_Supplied records:_
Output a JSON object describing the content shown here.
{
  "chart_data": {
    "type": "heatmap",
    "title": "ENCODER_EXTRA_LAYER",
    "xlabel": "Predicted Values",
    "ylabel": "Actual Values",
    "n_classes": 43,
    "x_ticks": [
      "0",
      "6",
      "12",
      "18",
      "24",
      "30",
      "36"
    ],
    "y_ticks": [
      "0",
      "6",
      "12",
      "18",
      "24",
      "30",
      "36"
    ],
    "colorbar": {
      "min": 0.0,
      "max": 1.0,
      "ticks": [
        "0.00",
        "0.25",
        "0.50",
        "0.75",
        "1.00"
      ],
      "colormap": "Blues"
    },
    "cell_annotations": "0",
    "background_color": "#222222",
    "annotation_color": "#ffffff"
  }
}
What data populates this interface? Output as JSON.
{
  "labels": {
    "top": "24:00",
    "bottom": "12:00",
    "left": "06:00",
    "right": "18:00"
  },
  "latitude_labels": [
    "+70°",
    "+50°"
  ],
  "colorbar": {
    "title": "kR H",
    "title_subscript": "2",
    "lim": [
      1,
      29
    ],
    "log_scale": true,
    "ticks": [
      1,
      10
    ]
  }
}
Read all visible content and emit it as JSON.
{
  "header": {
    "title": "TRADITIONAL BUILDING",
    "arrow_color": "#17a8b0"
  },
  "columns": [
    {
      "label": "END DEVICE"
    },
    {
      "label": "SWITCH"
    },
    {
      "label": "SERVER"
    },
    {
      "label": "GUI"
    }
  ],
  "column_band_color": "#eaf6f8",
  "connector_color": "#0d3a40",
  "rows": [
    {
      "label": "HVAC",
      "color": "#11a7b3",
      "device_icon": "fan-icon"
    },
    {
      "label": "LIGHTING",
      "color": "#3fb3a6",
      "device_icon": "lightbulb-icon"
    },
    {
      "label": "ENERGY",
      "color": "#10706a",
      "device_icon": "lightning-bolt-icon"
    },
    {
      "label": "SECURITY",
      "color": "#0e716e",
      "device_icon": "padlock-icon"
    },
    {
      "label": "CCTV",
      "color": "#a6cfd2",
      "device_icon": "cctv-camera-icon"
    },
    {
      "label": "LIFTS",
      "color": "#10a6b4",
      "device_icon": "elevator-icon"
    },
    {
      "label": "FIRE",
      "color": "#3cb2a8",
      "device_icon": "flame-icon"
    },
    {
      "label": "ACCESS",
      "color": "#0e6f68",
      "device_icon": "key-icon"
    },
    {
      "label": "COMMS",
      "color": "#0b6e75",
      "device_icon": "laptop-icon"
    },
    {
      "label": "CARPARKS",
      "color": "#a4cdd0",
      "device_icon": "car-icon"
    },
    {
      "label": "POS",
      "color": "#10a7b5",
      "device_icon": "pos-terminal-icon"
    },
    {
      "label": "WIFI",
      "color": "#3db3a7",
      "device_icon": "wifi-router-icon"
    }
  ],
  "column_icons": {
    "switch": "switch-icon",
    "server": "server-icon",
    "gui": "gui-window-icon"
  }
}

_Given task:_ Copy every line in the entries above that has the string "JSON" in it.

_Answer for this exercise:_
Output a JSON object describing the content shown here.
What data populates this interface? Output as JSON.
Read all visible content and emit it as JSON.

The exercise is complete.